All records should be reproduced verbatim.

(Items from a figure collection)
>> begin
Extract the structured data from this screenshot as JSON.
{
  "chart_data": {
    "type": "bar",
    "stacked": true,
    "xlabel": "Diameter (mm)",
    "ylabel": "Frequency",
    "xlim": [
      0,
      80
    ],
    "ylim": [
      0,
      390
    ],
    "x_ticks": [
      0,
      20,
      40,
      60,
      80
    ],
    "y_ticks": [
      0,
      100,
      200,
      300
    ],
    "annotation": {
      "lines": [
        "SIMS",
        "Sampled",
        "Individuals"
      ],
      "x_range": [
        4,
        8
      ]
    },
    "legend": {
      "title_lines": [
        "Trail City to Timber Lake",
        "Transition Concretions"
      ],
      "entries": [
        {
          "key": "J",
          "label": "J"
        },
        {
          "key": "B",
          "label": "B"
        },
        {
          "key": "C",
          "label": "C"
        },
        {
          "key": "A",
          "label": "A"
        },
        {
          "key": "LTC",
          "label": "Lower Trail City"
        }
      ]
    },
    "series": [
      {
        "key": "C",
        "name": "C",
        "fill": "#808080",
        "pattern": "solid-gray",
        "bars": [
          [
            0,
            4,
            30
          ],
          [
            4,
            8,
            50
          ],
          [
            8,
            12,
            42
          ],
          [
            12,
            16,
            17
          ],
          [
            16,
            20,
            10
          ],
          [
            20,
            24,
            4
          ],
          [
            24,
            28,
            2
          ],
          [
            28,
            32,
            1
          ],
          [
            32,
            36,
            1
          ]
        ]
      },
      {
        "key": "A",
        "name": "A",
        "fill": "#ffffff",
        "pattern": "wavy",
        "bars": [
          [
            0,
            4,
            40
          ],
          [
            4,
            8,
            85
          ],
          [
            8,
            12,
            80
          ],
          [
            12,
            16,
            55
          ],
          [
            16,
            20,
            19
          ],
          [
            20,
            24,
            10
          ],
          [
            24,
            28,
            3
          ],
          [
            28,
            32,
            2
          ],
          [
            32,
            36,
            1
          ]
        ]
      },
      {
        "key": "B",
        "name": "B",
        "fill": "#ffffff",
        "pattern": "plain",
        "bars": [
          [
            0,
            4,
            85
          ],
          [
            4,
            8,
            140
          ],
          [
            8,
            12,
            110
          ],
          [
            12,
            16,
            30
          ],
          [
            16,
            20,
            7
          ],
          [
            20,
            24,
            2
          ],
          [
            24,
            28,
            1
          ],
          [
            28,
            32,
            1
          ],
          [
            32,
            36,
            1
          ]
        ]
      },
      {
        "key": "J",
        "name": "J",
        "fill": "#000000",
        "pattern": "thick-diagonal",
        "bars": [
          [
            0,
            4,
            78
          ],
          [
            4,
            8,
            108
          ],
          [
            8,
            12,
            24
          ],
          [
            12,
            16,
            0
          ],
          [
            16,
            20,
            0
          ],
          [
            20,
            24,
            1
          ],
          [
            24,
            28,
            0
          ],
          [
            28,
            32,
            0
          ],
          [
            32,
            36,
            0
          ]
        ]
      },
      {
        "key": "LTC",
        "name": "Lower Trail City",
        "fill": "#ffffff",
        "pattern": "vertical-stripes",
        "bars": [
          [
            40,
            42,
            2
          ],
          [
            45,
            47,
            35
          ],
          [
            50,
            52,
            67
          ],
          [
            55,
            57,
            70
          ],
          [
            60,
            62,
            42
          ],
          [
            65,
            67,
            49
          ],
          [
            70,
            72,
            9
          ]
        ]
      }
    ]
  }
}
>> end
Final result
Extract the structured data from this screenshot as JSON.
{
  "chart_data": {
    "type": "bar",
    "stacked": true,
    "xlabel": "Diameter (mm)",
    "ylabel": "Frequency",
    "xlim": [
      0,
      80
    ],
    "ylim": [
      0,
      390
    ],
    "x_ticks": [
      0,
      20,
      40,
      60,
      80
    ],
    "y_ticks": [
      0,
      100,
      200,
      300
    ],
    "annotation": {
      "lines": [
        "SIMS",
        "Sampled",
        "Individuals"
      ],
      "x_range": [
        4,
        8
      ]
    },
    "legend": {
      "title_lines": [
        "Trail City to Timber Lake",
        "Transition Concretions"
      ],
      "entries": [
        {
          "key": "J",
          "label": "J"
        },
        {
          "key": "B",
          "label": "B"
        },
        {
          "key": "C",
          "label": "C"
        },
        {
          "key": "A",
          "label": "A"
        },
        {
          "key": "LTC",
          "label": "Lower Trail City"
        }
      ]
    },
    "series": [
      {
        "key": "C",
        "name": "C",
        "fill": "#808080",
        "pattern": "solid-gray",
        "bars": [
          [
            0,
            4,
            30
          ],
          [
            4,
            8,
            50
          ],
          [
            8,
            12,
            42
          ],
          [
            12,
            16,
            17
          ],
          [
            16,
            20,
            10
          ],
          [
            20,
            24,
            4
          ],
          [
            24,
            28,
            2
          ],
          [
            28,
            32,
            1
          ],
          [
            32,
            36,
            1
          ]
        ]
      },
      {
        "key": "A",
        "name": "A",
        "fill": "#ffffff",
        "pattern": "wavy",
        "bars": [
          [
            0,
            4,
            40
          ],
          [
            4,
            8,
            85
          ],
          [
            8,
            12,
            80
          ],
          [
            12,
            16,
            55
          ],
          [
            16,
            20,
            19
          ],
          [
            20,
            24,
            10
          ],
          [
            24,
            28,
            3
          ],
          [
            28,
            32,
            2
          ],
          [
            32,
            36,
            1
          ]
        ]
      },
      {
        "key": "B",
        "name": "B",
        "fill": "#ffffff",
        "pattern": "plain",
        "bars": [
          [
            0,
            4,
            85
          ],
          [
            4,
            8,
            140
          ],
          [
            8,
            12,
            110
          ],
          [
            12,
            16,
            30
          ],
          [
            16,
            20,
            7
          ],
          [
            20,
            24,
            2
          ],
          [
            24,
            28,
            1
          ],
          [
            28,
            32,
            1
          ],
          [
            32,
            36,
            1
          ]
        ]
      },
      {
        "key": "J",
        "name": "J",
        "fill": "#000000",
        "pattern": "thick-diagonal",
        "bars": [
          [
            0,
            4,
            78
          ],
          [
            4,
            8,
            108
          ],
          [
            8,
            12,
            24
          ],
          [
            12,
            16,
            0
          ],
          [
            16,
            20,
            0
          ],
          [
            20,
            24,
            1
          ],
          [
            24,
            28,
            0
          ],
          [
            28,
            32,
            0
          ],
          [
            32,
            36,
            0
          ]
        ]
      },
      {
        "key": "LTC",
        "name": "Lower Trail City",
        "fill": "#ffffff",
        "pattern": "vertical-stripes",
        "bars": [
          [
            40,
            42,
            2
          ],
          [
            45,
            47,
            35
          ],
          [
            50,
            52,
            67
          ],
          [
            55,
            57,
            70
          ],
          [
            60,
            62,
            42
          ],
          [
            65,
            67,
            49
          ],
          [
            70,
            72,
            9
          ]
        ]
      }
    ]
  }
}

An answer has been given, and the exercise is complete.